[start Dataset excerpts]

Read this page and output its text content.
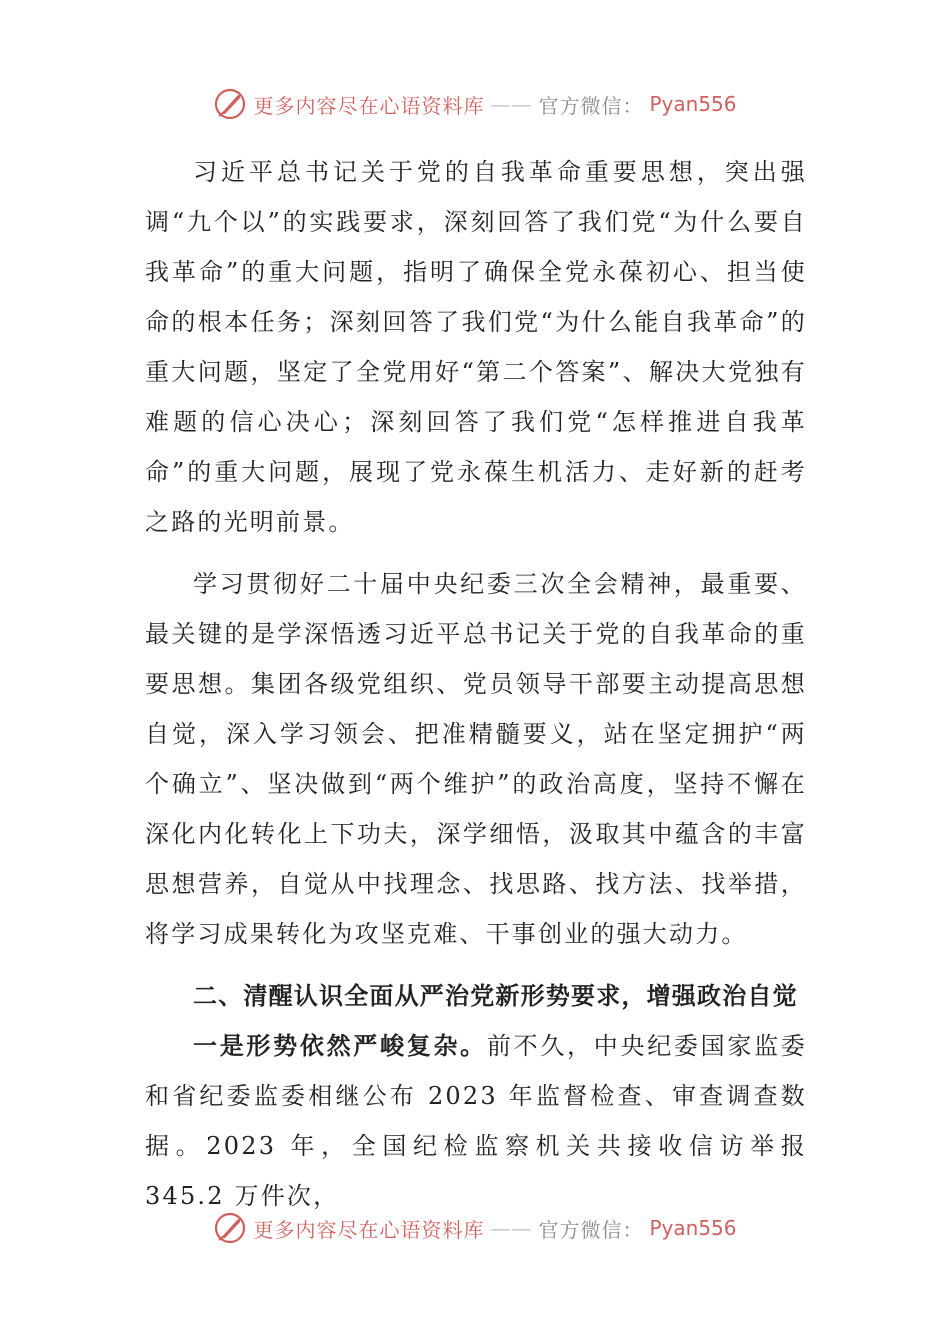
更多内容尽在心语资料库 —— 官方微信： Pyan556

习近平总书记关于党的自我革命重要思想，突出强调“九个以”的实践要求，深刻回答了我们党“为什么要自我革命”的重大问题，指明了确保全党永葆初心、担当使命的根本任务；深刻回答了我们党“为什么能自我革命”的重大问题，坚定了全党用好“第二个答案”、解决大党独有难题的信心决心；深刻回答了我们党“怎样推进自我革命”的重大问题，展现了党永葆生机活力、走好新的赶考之路的光明前景。

学习贯彻好二十届中央纪委三次全会精神，最重要、最关键的是学深悟透习近平总书记关于党的自我革命的重要思想。集团各级党组织、党员领导干部要主动提高思想自觉，深入学习领会、把准精髓要义，站在坚定拥护“两个确立”、坚决做到“两个维护”的政治高度，坚持不懈在深化内化转化上下功夫，深学细悟，汲取其中蕴含的丰富思想营养，自觉从中找理念、找思路、找方法、找举措，将学习成果转化为攻坚克难、干事创业的强大动力。

二、清醒认识全面从严治党新形势要求，增强政治自觉

一是形势依然严峻复杂。前不久，中央纪委国家监委和省纪委监委相继公布 2023 年监督检查、审查调查数据。2023 年，全国纪检监察机关共接收信访举报 345.2 万件次，

更多内容尽在心语资料库 —— 官方微信： Pyan556
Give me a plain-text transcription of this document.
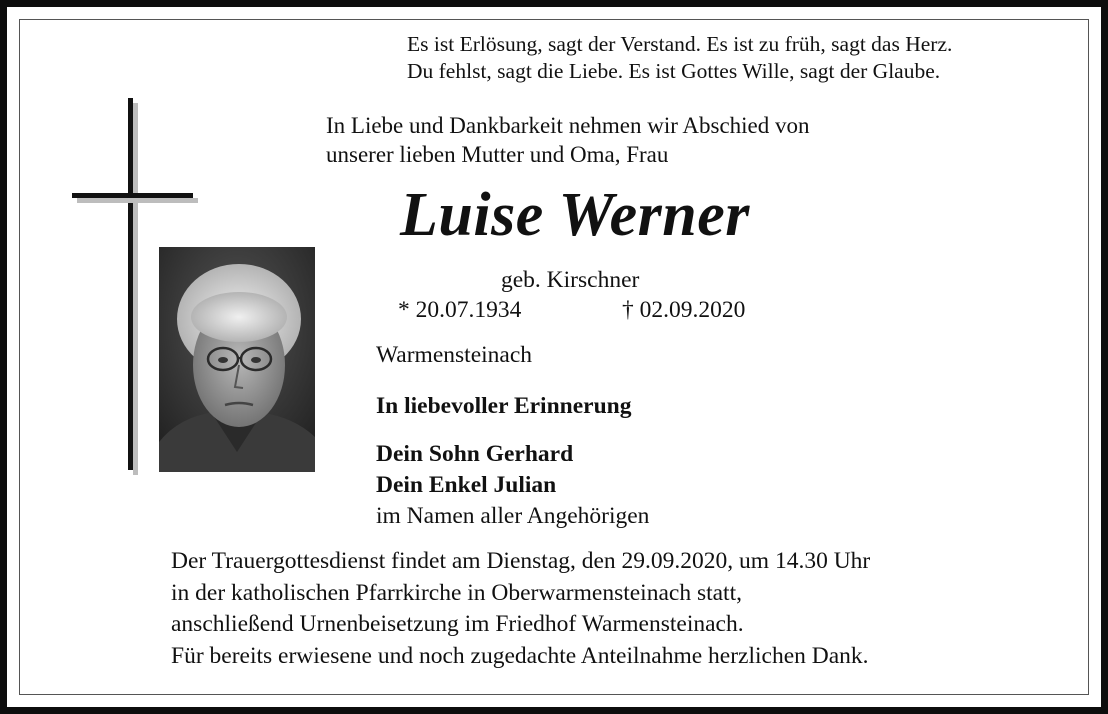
Es ist Erlösung, sagt der Verstand. Es ist zu früh, sagt das Herz.

Du fehlst, sagt die Liebe. Es ist Gottes Wille, sagt der Glaube.

In Liebe und Dankbarkeit nehmen wir Abschied von

unserer lieben Mutter und Oma, Frau

Luise Werner

geb. Kirschner

* 20.07.1934	† 02.09.2020

Warmensteinach

In liebevoller Erinnerung

Dein Sohn Gerhard

Dein Enkel Julian

im Namen aller Angehörigen

Der Trauergottesdienst findet am Dienstag, den 29.09.2020, um 14.30 Uhr

in der katholischen Pfarrkirche in Oberwarmensteinach statt,

anschließend Urnenbeisetzung im Friedhof Warmensteinach.

Für bereits erwiesene und noch zugedachte Anteilnahme herzlichen Dank.
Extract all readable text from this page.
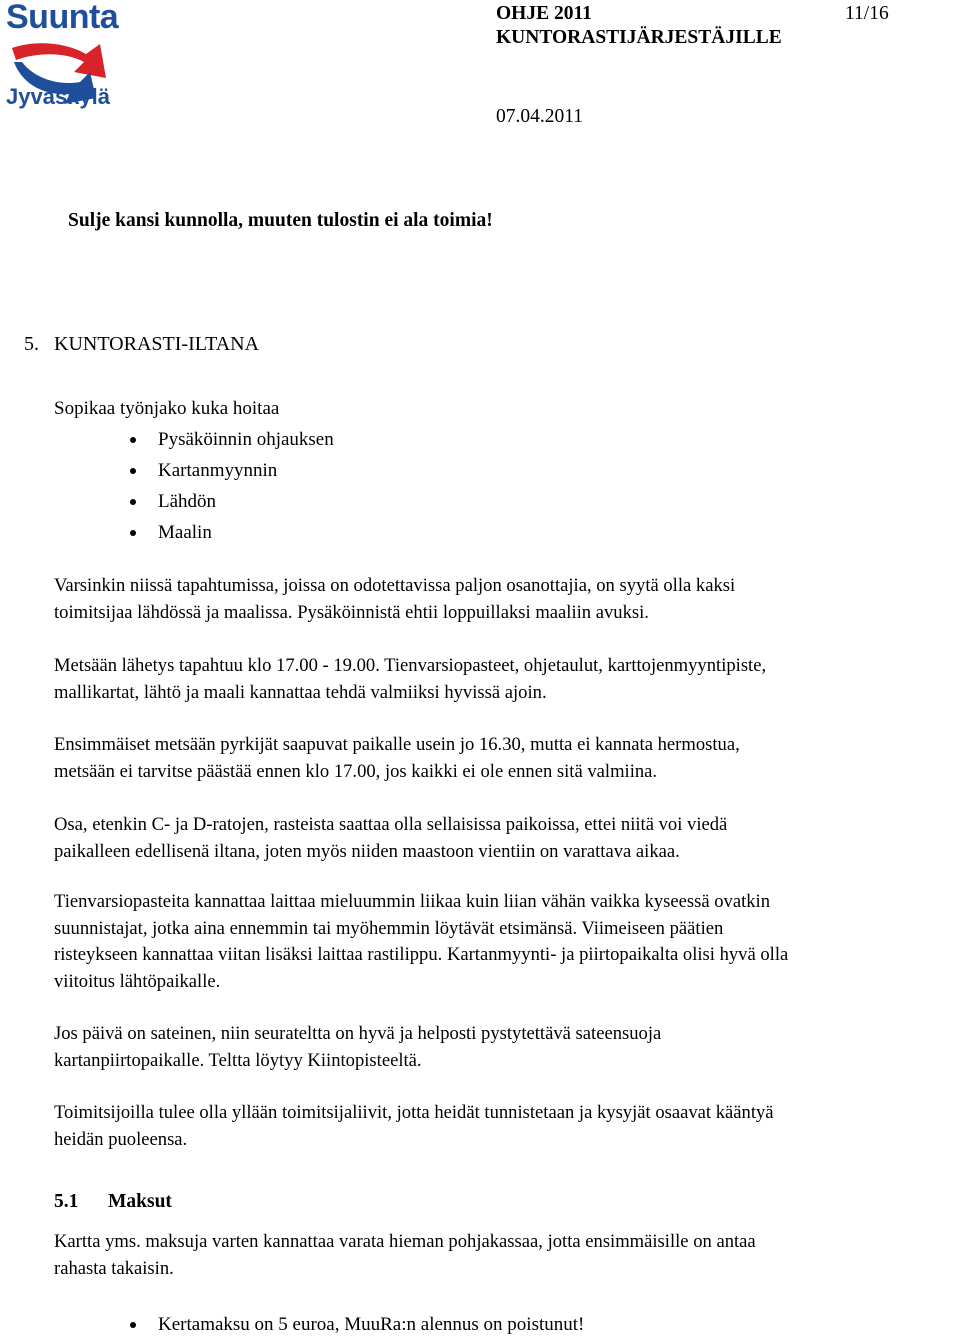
Suunta
Jyväskylä
OHJE 2011	11/16
KUNTORASTIJÄRJESTÄJILLE
07.04.2011
Sulje kansi kunnolla, muuten tulostin ei ala toimia!
5. KUNTORASTI-ILTANA
Sopikaa työnjako kuka hoitaa
Pysäköinnin ohjauksen
Kartanmyynnin
Lähdön
Maalin
Varsinkin niissä tapahtumissa, joissa on odotettavissa paljon osanottajia, on syytä olla kaksi
toimitsijaa lähdössä ja maalissa. Pysäköinnistä ehtii loppuillaksi maaliin avuksi.
Metsään lähetys tapahtuu klo 17.00 - 19.00. Tienvarsiopasteet, ohjetaulut, karttojenmyyntipiste,
mallikartat, lähtö ja maali kannattaa tehdä valmiiksi hyvissä ajoin.
Ensimmäiset metsään pyrkijät saapuvat paikalle usein jo 16.30, mutta ei kannata hermostua,
metsään ei tarvitse päästää ennen klo 17.00, jos kaikki ei ole ennen sitä valmiina.
Osa, etenkin C- ja D-ratojen, rasteista saattaa olla sellaisissa paikoissa, ettei niitä voi viedä
paikalleen edellisenä iltana, joten myös niiden maastoon vientiin on varattava aikaa.
Tienvarsiopasteita kannattaa laittaa mieluummin liikaa kuin liian vähän vaikka kyseessä ovatkin
suunnistajat, jotka aina ennemmin tai myöhemmin löytävät etsimänsä. Viimeiseen päätien
risteykseen kannattaa viitan lisäksi laittaa rastilippu. Kartanmyynti- ja piirtopaikalta olisi hyvä olla
viitoitus lähtöpaikalle.
Jos päivä on sateinen, niin seurateltta on hyvä ja helposti pystytettävä sateensuoja
kartanpiirtopaikalle. Teltta löytyy Kiintopisteeltä.
Toimitsijoilla tulee olla yllään toimitsijaliivit, jotta heidät tunnistetaan ja kysyjät osaavat kääntyä
heidän puoleensa.
5.1 Maksut
Kartta yms. maksuja varten kannattaa varata hieman pohjakassaa, jotta ensimmäisille on antaa
rahasta takaisin.
Kertamaksu on 5 euroa, MuuRa:n alennus on poistunut!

[end Dataset excerpts]

Transcribe the listing in full. Omit the pictures and keep every line exact.

Read this page and output its text content.
更多内容尽在心语资料库 —— 官方微信： Pyan556

习近平总书记关于党的自我革命重要思想，突出强调“九个以”的实践要求，深刻回答了我们党“为什么要自我革命”的重大问题，指明了确保全党永葆初心、担当使命的根本任务；深刻回答了我们党“为什么能自我革命”的重大问题，坚定了全党用好“第二个答案”、解决大党独有难题的信心决心；深刻回答了我们党“怎样推进自我革命”的重大问题，展现了党永葆生机活力、走好新的赶考之路的光明前景。

学习贯彻好二十届中央纪委三次全会精神，最重要、最关键的是学深悟透习近平总书记关于党的自我革命的重要思想。集团各级党组织、党员领导干部要主动提高思想自觉，深入学习领会、把准精髓要义，站在坚定拥护“两个确立”、坚决做到“两个维护”的政治高度，坚持不懈在深化内化转化上下功夫，深学细悟，汲取其中蕴含的丰富思想营养，自觉从中找理念、找思路、找方法、找举措，将学习成果转化为攻坚克难、干事创业的强大动力。

二、清醒认识全面从严治党新形势要求，增强政治自觉

一是形势依然严峻复杂。前不久，中央纪委国家监委和省纪委监委相继公布 2023 年监督检查、审查调查数据。2023 年，全国纪检监察机关共接收信访举报 345.2 万件次，

更多内容尽在心语资料库 —— 官方微信： Pyan556
Give me a plain-text transcription of this document.
Es ist Erlösung, sagt der Verstand. Es ist zu früh, sagt das Herz.

Du fehlst, sagt die Liebe. Es ist Gottes Wille, sagt der Glaube.

In Liebe und Dankbarkeit nehmen wir Abschied von

unserer lieben Mutter und Oma, Frau

Luise Werner

geb. Kirschner

* 20.07.1934	† 02.09.2020

Warmensteinach

In liebevoller Erinnerung

Dein Sohn Gerhard

Dein Enkel Julian

im Namen aller Angehörigen

Der Trauergottesdienst findet am Dienstag, den 29.09.2020, um 14.30 Uhr

in der katholischen Pfarrkirche in Oberwarmensteinach statt,

anschließend Urnenbeisetzung im Friedhof Warmensteinach.

Für bereits erwiesene und noch zugedachte Anteilnahme herzlichen Dank.
Extract all readable text from this page.
Suunta
Jyväskylä
OHJE 2011	11/16
KUNTORASTIJÄRJESTÄJILLE
07.04.2011
Sulje kansi kunnolla, muuten tulostin ei ala toimia!
5. KUNTORASTI-ILTANA
Sopikaa työnjako kuka hoitaa
Pysäköinnin ohjauksen
Kartanmyynnin
Lähdön
Maalin
Varsinkin niissä tapahtumissa, joissa on odotettavissa paljon osanottajia, on syytä olla kaksi
toimitsijaa lähdössä ja maalissa. Pysäköinnistä ehtii loppuillaksi maaliin avuksi.
Metsään lähetys tapahtuu klo 17.00 - 19.00. Tienvarsiopasteet, ohjetaulut, karttojenmyyntipiste,
mallikartat, lähtö ja maali kannattaa tehdä valmiiksi hyvissä ajoin.
Ensimmäiset metsään pyrkijät saapuvat paikalle usein jo 16.30, mutta ei kannata hermostua,
metsään ei tarvitse päästää ennen klo 17.00, jos kaikki ei ole ennen sitä valmiina.
Osa, etenkin C- ja D-ratojen, rasteista saattaa olla sellaisissa paikoissa, ettei niitä voi viedä
paikalleen edellisenä iltana, joten myös niiden maastoon vientiin on varattava aikaa.
Tienvarsiopasteita kannattaa laittaa mieluummin liikaa kuin liian vähän vaikka kyseessä ovatkin
suunnistajat, jotka aina ennemmin tai myöhemmin löytävät etsimänsä. Viimeiseen päätien
risteykseen kannattaa viitan lisäksi laittaa rastilippu. Kartanmyynti- ja piirtopaikalta olisi hyvä olla
viitoitus lähtöpaikalle.
Jos päivä on sateinen, niin seurateltta on hyvä ja helposti pystytettävä sateensuoja
kartanpiirtopaikalle. Teltta löytyy Kiintopisteeltä.
Toimitsijoilla tulee olla yllään toimitsijaliivit, jotta heidät tunnistetaan ja kysyjät osaavat kääntyä
heidän puoleensa.
5.1 Maksut
Kartta yms. maksuja varten kannattaa varata hieman pohjakassaa, jotta ensimmäisille on antaa
rahasta takaisin.
Kertamaksu on 5 euroa, MuuRa:n alennus on poistunut!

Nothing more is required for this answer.